What you return must match the records exactly, except that the pictures are gone.
[[ Given records open ]]
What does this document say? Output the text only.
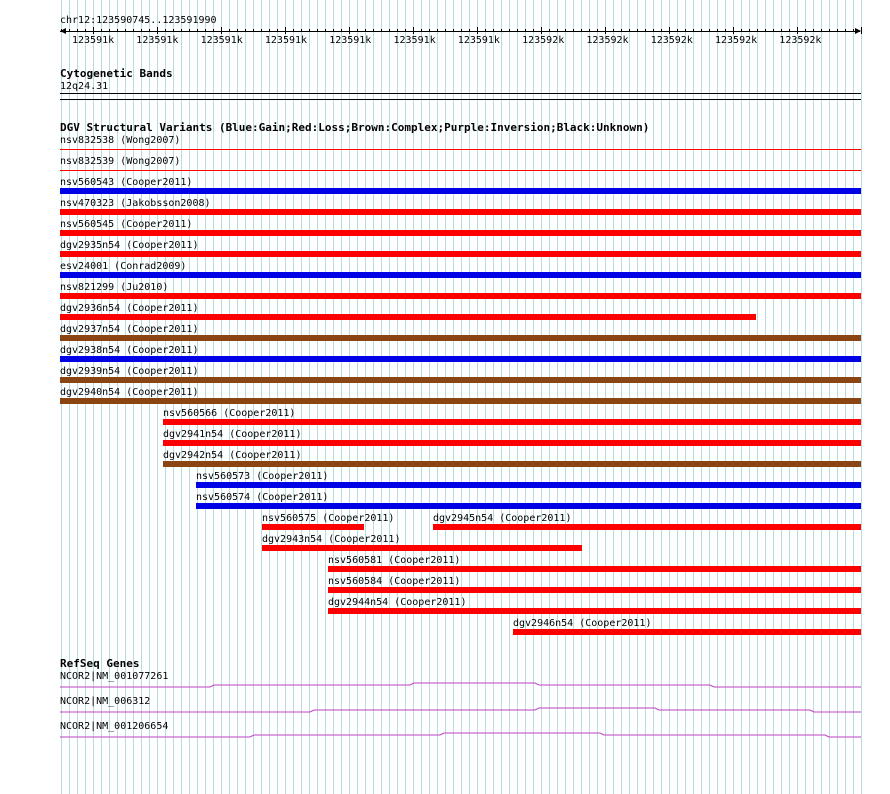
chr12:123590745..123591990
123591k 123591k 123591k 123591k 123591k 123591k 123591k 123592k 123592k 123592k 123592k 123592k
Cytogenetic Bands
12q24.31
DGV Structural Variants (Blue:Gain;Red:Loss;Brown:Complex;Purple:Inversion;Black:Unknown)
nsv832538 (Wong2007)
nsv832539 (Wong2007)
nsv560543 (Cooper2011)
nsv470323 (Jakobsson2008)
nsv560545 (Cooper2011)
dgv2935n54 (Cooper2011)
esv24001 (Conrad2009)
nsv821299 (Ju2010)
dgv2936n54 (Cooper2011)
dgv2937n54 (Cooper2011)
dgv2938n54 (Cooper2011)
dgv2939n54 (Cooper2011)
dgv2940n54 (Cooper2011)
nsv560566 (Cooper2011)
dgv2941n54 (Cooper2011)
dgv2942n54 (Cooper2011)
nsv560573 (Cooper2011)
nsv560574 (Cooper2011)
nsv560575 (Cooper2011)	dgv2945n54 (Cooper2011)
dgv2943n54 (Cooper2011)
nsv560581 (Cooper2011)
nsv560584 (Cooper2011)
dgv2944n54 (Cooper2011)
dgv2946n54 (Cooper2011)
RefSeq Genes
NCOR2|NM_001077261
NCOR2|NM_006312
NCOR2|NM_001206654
[[ Given records closed ]]
(Result below)
What does this document say? Output the text only.
chr12:123590745..123591990
123591k 123591k 123591k 123591k 123591k 123591k 123591k 123592k 123592k 123592k 123592k 123592k
Cytogenetic Bands
12q24.31
DGV Structural Variants (Blue:Gain;Red:Loss;Brown:Complex;Purple:Inversion;Black:Unknown)
nsv832538 (Wong2007)
nsv832539 (Wong2007)
nsv560543 (Cooper2011)
nsv470323 (Jakobsson2008)
nsv560545 (Cooper2011)
dgv2935n54 (Cooper2011)
esv24001 (Conrad2009)
nsv821299 (Ju2010)
dgv2936n54 (Cooper2011)
dgv2937n54 (Cooper2011)
dgv2938n54 (Cooper2011)
dgv2939n54 (Cooper2011)
dgv2940n54 (Cooper2011)
nsv560566 (Cooper2011)
dgv2941n54 (Cooper2011)
dgv2942n54 (Cooper2011)
nsv560573 (Cooper2011)
nsv560574 (Cooper2011)
nsv560575 (Cooper2011)	dgv2945n54 (Cooper2011)
dgv2943n54 (Cooper2011)
nsv560581 (Cooper2011)
nsv560584 (Cooper2011)
dgv2944n54 (Cooper2011)
dgv2946n54 (Cooper2011)
RefSeq Genes
NCOR2|NM_001077261
NCOR2|NM_006312
NCOR2|NM_001206654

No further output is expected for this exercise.